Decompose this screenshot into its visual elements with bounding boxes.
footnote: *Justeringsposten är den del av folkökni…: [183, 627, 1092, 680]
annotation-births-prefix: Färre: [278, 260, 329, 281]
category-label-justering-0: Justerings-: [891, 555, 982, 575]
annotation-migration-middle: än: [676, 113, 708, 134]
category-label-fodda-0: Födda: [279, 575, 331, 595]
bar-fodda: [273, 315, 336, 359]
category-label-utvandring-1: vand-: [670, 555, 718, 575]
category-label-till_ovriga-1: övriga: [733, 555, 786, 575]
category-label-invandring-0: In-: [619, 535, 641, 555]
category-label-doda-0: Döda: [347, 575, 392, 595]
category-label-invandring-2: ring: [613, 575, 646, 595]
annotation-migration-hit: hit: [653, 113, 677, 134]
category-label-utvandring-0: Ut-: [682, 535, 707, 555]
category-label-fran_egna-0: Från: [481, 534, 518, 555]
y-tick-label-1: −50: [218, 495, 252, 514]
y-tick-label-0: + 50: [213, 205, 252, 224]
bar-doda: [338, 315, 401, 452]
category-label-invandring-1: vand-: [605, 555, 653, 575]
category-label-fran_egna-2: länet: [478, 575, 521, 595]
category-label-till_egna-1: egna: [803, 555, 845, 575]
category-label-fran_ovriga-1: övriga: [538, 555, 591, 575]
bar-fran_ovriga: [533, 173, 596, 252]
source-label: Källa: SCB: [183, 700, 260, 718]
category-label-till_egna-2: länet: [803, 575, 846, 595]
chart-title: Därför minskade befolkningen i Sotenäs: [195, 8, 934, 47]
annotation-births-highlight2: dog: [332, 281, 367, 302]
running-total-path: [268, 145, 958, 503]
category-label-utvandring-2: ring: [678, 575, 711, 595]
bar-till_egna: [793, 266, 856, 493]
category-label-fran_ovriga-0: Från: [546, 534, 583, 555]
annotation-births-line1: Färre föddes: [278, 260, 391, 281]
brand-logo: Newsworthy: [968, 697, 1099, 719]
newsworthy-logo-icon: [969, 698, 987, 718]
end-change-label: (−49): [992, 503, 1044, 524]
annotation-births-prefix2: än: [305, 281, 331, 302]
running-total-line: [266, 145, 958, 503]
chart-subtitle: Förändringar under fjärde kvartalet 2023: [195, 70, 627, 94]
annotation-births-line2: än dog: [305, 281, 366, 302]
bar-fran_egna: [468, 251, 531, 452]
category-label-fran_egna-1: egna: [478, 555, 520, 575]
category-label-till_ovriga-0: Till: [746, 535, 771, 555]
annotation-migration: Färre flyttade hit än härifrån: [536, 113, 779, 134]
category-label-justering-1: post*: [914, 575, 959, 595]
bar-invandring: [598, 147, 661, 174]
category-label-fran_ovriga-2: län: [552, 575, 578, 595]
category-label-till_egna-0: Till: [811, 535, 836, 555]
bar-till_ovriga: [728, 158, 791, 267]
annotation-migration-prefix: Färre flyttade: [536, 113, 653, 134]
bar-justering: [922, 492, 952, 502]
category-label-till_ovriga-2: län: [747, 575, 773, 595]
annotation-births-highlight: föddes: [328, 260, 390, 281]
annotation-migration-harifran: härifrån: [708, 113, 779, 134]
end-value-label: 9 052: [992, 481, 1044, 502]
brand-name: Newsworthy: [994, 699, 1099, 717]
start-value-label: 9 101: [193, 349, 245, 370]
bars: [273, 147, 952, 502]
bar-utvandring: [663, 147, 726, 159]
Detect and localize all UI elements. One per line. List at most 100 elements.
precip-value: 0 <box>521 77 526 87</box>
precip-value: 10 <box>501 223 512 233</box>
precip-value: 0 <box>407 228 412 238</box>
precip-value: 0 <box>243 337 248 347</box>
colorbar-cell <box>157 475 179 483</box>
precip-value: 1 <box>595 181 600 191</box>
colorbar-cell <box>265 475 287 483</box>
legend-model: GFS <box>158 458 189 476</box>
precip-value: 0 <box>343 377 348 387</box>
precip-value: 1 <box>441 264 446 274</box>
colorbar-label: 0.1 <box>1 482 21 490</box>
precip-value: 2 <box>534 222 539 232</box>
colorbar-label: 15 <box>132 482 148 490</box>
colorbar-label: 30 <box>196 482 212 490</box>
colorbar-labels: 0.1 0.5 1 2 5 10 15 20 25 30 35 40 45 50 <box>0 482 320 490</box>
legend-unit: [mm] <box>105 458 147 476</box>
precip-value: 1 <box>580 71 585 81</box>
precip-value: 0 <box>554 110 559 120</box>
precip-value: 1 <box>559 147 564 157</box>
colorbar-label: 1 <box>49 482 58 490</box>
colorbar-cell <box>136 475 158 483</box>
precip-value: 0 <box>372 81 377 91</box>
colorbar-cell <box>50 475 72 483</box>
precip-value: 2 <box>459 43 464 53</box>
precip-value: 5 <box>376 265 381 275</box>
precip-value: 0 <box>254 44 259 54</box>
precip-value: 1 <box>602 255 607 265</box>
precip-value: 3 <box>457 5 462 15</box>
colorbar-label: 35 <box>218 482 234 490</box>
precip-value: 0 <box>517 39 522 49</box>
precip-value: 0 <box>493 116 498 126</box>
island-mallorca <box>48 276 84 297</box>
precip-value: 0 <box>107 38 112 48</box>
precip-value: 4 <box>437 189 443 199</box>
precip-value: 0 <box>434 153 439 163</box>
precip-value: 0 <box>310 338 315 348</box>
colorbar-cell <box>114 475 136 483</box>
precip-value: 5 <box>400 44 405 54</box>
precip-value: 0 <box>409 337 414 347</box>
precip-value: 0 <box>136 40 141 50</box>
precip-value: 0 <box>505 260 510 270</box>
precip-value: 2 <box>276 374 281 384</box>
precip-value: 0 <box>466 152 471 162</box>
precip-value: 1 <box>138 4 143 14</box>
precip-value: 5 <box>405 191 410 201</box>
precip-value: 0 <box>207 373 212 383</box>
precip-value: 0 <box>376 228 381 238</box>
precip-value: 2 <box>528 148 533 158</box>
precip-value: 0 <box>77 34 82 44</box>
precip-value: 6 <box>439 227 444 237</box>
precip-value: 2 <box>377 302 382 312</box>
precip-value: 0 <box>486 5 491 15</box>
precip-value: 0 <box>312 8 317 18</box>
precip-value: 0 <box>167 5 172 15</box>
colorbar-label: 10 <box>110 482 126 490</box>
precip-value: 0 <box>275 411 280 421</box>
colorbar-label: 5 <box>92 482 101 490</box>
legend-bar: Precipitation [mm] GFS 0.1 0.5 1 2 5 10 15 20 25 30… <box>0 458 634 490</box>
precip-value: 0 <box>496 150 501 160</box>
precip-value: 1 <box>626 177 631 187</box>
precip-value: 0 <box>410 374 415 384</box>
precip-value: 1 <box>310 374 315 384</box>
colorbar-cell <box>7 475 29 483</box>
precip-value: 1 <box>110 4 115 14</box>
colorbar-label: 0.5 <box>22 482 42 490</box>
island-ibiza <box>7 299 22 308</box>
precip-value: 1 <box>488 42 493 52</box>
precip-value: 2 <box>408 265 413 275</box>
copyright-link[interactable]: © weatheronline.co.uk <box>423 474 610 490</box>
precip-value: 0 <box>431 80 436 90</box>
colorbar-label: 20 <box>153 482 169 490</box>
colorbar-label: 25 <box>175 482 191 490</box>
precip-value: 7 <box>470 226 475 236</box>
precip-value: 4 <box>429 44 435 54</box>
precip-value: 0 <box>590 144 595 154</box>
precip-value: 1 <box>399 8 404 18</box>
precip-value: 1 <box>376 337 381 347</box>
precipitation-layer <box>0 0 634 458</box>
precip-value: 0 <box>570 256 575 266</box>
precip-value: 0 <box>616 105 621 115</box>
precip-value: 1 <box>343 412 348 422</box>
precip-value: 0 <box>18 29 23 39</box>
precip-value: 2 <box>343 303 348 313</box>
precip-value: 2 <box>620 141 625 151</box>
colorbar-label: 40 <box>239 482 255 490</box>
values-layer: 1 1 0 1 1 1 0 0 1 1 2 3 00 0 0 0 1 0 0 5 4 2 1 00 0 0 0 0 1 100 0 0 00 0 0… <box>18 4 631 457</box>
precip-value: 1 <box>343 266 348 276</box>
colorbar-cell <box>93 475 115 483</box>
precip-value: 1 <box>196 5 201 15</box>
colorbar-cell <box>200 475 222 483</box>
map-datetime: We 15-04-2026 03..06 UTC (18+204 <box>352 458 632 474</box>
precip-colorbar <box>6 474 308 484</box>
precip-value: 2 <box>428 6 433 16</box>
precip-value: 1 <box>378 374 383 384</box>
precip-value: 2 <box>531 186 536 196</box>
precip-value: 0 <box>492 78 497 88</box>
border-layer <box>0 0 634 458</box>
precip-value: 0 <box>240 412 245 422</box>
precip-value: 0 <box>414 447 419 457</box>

-=-=-

▶ TO DO
Reproduce the lines from the first one through the line containing "category-label-justering-0: Justerings-: [891, 555, 982, 575]", including both, with no changes.

▶ RESPONSE BELOW
Decompose this screenshot into its visual elements with bounding boxes.
footnote: *Justeringsposten är den del av folkökni…: [183, 627, 1092, 680]
annotation-births-prefix: Färre: [278, 260, 329, 281]
category-label-justering-0: Justerings-: [891, 555, 982, 575]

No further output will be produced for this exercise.